## Input material
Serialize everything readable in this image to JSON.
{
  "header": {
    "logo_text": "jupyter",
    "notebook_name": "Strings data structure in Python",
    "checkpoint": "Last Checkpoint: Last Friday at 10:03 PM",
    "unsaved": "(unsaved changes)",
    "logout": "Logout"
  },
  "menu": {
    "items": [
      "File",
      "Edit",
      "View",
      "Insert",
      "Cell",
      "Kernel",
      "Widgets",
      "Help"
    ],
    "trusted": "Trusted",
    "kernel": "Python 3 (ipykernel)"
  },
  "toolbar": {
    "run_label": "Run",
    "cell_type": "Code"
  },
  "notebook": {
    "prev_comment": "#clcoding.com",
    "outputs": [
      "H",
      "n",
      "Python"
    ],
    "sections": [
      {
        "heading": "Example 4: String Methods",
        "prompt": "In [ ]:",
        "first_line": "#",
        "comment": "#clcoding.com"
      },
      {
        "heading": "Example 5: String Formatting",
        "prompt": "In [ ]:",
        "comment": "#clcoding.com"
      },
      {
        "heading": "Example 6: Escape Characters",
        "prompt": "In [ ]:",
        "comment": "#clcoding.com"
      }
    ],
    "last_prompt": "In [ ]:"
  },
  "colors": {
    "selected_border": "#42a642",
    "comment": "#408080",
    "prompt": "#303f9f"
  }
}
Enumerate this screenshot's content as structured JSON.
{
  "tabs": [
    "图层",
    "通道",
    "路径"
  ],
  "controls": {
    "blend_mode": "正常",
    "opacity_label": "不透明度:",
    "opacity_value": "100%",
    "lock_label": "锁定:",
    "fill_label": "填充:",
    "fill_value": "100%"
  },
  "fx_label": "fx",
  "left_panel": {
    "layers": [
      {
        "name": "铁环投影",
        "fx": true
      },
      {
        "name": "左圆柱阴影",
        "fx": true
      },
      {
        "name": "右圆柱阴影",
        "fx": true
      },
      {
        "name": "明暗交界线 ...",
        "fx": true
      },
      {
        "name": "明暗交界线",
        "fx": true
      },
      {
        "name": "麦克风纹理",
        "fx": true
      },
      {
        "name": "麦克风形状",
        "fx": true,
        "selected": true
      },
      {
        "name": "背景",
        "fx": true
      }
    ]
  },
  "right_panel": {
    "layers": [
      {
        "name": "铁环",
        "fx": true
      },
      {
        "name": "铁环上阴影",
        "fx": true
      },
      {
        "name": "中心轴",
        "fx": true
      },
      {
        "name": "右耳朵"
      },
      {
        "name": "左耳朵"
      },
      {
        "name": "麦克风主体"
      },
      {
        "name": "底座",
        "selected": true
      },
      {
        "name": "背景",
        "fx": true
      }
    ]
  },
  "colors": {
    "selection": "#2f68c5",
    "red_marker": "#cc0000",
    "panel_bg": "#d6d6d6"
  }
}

## Task brief
Take every line from the records above that has the word "this" and copy it.

## The reply
Serialize everything readable in this image to JSON.
Enumerate this screenshot's content as structured JSON.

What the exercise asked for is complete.